_What is needed_: Select from the records below every line that has the word "title" in it.

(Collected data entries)
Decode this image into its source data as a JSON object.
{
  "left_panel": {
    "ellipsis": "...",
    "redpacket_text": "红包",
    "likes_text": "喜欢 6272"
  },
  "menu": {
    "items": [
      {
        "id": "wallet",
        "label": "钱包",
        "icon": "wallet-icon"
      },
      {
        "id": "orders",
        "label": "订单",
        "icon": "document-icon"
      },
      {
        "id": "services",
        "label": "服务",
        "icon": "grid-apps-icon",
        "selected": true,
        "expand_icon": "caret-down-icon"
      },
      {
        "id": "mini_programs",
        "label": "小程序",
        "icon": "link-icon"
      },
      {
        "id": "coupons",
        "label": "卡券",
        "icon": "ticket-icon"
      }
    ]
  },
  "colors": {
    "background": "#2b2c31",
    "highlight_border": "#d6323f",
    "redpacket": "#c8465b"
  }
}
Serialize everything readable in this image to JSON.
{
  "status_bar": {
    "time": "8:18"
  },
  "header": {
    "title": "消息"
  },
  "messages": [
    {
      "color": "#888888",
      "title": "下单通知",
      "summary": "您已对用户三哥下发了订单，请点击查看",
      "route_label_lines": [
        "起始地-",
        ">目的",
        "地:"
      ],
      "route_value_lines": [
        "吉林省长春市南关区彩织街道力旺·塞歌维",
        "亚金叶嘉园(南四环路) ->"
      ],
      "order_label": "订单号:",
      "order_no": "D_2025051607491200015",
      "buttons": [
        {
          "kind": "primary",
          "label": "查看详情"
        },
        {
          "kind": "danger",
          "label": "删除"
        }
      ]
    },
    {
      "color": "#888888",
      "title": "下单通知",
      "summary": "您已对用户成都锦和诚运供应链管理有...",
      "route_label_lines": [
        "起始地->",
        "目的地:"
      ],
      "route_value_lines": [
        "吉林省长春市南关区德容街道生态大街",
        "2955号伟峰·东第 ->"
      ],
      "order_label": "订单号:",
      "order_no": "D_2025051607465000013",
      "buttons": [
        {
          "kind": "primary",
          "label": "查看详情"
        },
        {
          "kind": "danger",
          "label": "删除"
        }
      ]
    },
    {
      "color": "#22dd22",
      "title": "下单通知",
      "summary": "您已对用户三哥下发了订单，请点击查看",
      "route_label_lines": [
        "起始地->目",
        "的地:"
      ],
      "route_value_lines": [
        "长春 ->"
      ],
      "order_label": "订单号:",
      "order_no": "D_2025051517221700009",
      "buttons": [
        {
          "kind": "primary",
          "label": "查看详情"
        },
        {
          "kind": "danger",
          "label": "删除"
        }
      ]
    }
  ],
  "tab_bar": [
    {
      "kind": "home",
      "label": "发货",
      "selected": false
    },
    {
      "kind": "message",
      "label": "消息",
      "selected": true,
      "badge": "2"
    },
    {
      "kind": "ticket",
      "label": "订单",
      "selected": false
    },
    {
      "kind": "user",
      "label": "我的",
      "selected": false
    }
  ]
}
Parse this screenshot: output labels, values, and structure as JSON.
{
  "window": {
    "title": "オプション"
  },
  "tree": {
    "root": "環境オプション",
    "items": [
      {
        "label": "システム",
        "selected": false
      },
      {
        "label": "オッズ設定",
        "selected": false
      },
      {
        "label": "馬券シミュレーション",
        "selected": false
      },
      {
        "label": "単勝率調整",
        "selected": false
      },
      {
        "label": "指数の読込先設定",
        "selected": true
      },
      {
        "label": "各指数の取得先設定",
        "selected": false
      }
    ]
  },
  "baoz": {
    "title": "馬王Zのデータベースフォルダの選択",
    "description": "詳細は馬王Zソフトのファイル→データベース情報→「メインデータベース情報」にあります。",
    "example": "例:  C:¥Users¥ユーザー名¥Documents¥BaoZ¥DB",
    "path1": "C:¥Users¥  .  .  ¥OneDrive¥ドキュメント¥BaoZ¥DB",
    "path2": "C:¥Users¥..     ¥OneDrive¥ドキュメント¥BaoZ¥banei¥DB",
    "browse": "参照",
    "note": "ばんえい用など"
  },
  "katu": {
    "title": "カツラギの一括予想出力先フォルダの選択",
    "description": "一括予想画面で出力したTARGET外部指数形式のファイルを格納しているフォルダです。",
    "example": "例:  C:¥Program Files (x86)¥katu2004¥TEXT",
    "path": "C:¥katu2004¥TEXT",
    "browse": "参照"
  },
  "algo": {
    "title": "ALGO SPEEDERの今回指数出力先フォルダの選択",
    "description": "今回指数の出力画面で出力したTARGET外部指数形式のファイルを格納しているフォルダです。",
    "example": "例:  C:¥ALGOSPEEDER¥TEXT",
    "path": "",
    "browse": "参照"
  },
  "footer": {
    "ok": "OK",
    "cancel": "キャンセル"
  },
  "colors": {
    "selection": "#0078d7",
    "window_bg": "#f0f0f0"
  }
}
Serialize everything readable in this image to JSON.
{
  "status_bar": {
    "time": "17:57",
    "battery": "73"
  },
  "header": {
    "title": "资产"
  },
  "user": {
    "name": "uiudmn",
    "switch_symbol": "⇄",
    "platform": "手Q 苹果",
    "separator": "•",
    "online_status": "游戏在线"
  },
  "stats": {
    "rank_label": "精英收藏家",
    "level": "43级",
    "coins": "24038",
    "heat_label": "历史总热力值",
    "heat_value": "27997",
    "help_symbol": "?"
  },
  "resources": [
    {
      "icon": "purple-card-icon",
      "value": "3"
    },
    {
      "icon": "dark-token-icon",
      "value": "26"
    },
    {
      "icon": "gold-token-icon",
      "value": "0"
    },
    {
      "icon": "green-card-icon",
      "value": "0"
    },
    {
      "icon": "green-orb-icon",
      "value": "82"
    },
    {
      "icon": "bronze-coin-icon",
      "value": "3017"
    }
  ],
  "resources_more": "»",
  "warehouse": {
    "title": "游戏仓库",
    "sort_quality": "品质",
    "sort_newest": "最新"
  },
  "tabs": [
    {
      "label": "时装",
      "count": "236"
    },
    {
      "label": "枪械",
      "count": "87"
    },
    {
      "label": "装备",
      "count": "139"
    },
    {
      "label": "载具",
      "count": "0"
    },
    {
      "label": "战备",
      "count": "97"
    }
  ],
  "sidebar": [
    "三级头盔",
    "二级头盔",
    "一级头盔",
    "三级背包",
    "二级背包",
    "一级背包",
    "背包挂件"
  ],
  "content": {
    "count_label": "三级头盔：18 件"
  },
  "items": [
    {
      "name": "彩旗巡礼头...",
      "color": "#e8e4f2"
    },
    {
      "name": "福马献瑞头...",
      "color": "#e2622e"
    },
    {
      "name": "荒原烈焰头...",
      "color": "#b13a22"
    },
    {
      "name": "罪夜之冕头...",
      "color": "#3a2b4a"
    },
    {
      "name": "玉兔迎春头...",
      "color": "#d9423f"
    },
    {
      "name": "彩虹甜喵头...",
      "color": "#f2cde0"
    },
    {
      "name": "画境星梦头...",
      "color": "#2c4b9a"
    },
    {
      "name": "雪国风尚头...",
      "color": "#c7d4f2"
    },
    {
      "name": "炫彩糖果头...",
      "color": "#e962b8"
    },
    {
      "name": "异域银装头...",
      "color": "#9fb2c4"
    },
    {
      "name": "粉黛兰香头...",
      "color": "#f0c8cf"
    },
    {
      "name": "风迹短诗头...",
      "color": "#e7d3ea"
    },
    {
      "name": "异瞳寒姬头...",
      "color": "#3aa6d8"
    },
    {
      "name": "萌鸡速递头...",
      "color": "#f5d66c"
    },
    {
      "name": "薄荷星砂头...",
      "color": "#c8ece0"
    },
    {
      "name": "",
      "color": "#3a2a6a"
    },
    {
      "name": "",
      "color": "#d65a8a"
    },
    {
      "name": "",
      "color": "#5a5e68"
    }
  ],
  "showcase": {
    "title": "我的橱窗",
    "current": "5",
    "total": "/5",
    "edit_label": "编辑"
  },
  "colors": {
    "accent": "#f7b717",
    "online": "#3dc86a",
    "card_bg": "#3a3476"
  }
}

_Output below_:
    "title": "消息"
      "title": "下单通知",
      "title": "下单通知",
      "title": "下单通知",
    "title": "オプション"
    "title": "馬王Zのデータベースフォルダの選択",
    "title": "カツラギの一括予想出力先フォルダの選択",
    "title": "ALGO SPEEDERの今回指数出力先フォルダの選択",
    "title": "资产"
    "title": "游戏仓库",
    "title": "我的橱窗",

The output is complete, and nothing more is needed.